Exercise description ▸ Go through the entries below and collect each line with the string "seleccionar" in it.

Records from a data source:
■ ■ ■ ■ ■

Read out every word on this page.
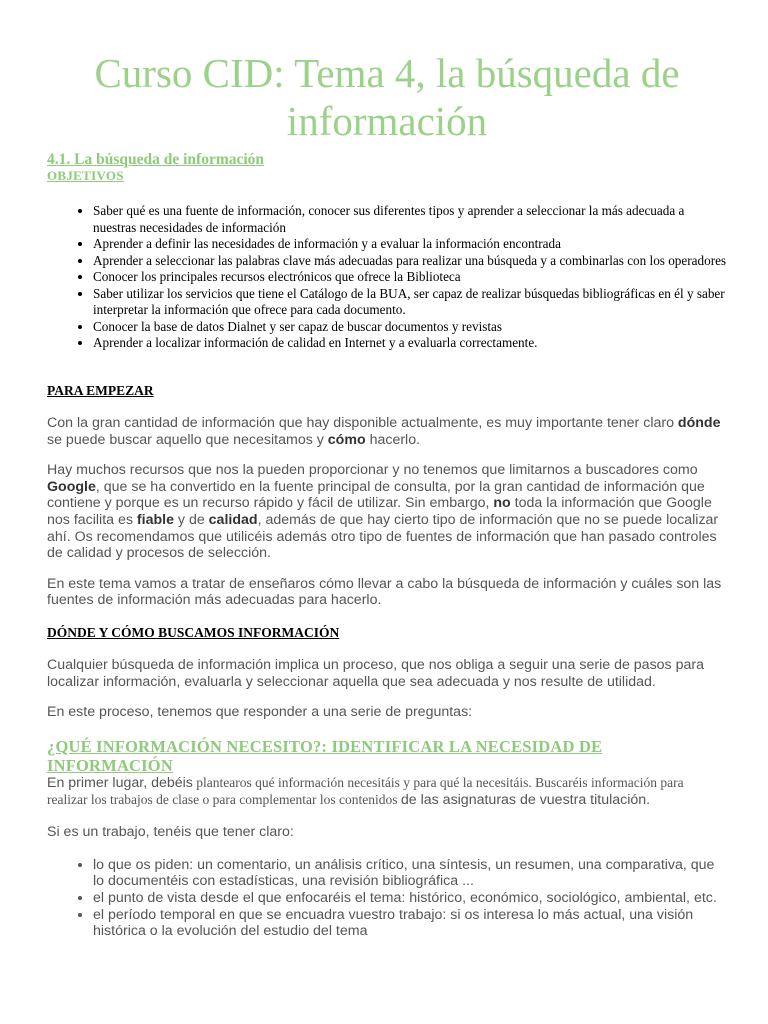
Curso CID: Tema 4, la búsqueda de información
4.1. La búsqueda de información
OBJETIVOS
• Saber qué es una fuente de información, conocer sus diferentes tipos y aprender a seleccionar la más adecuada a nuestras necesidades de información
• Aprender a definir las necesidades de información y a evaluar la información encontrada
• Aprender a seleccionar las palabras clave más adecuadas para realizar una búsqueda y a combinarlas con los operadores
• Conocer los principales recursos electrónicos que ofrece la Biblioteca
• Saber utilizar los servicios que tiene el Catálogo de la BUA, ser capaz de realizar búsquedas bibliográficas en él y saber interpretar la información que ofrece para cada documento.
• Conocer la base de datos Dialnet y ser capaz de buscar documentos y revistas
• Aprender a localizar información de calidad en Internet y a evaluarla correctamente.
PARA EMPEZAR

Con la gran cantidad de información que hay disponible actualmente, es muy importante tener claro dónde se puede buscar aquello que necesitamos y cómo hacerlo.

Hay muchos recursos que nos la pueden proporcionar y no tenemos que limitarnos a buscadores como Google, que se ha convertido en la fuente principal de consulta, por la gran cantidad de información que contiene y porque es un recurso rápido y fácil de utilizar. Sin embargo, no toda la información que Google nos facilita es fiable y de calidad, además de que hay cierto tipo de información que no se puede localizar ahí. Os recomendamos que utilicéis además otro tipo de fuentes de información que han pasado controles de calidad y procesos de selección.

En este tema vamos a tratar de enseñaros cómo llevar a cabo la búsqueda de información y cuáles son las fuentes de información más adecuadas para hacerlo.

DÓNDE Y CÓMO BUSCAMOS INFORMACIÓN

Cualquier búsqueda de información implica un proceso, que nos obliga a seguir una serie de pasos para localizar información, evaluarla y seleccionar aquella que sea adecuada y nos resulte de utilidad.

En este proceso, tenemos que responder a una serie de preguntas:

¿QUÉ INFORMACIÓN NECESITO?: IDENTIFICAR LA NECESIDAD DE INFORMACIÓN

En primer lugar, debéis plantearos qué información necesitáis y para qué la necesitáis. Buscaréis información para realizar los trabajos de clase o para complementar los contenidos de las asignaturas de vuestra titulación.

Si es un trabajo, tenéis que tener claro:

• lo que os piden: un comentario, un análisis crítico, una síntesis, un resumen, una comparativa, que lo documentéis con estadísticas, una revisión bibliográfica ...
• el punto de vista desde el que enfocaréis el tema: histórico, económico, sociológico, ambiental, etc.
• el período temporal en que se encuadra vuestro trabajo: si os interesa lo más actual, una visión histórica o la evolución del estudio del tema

■ ■ ■ ■ ■

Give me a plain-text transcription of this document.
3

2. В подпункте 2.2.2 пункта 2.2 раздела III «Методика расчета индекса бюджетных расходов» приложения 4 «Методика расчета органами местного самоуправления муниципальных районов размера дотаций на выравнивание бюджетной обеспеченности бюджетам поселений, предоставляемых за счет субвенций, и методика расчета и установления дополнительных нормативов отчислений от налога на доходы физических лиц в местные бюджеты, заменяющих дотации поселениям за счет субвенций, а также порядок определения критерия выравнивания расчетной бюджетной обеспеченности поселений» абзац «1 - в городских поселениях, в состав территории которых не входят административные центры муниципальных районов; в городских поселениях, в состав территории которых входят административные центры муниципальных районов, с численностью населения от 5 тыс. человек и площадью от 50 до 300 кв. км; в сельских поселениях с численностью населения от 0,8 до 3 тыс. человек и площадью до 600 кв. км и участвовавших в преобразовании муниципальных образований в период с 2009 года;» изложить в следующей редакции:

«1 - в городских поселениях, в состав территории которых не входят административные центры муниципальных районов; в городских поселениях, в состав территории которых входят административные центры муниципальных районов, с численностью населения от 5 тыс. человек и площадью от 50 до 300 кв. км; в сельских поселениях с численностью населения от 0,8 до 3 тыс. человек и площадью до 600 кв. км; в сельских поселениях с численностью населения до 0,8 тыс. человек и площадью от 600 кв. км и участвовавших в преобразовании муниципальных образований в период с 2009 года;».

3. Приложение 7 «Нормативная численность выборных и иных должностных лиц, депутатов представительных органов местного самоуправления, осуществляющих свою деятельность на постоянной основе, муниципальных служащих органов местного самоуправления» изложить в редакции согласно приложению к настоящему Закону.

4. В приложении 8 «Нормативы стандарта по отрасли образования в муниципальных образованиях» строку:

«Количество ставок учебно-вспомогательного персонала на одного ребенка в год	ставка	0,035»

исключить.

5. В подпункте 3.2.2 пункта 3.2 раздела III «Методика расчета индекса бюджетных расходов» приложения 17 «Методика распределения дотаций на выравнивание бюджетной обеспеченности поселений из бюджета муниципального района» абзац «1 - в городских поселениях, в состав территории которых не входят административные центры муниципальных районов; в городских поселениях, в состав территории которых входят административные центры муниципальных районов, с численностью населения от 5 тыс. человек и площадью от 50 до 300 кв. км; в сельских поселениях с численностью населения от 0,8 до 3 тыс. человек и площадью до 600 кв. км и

■ ■ ■ ■ ■

Full response ▸
• Saber qué es una fuente de información, conocer sus diferentes tipos y aprender a seleccionar la más adecuada a nuestras necesidades de información
• Aprender a seleccionar las palabras clave más adecuadas para realizar una búsqueda y a combinarlas con los operadores
Cualquier búsqueda de información implica un proceso, que nos obliga a seguir una serie de pasos para localizar información, evaluarla y seleccionar aquella que sea adecuada y nos resulte de utilidad.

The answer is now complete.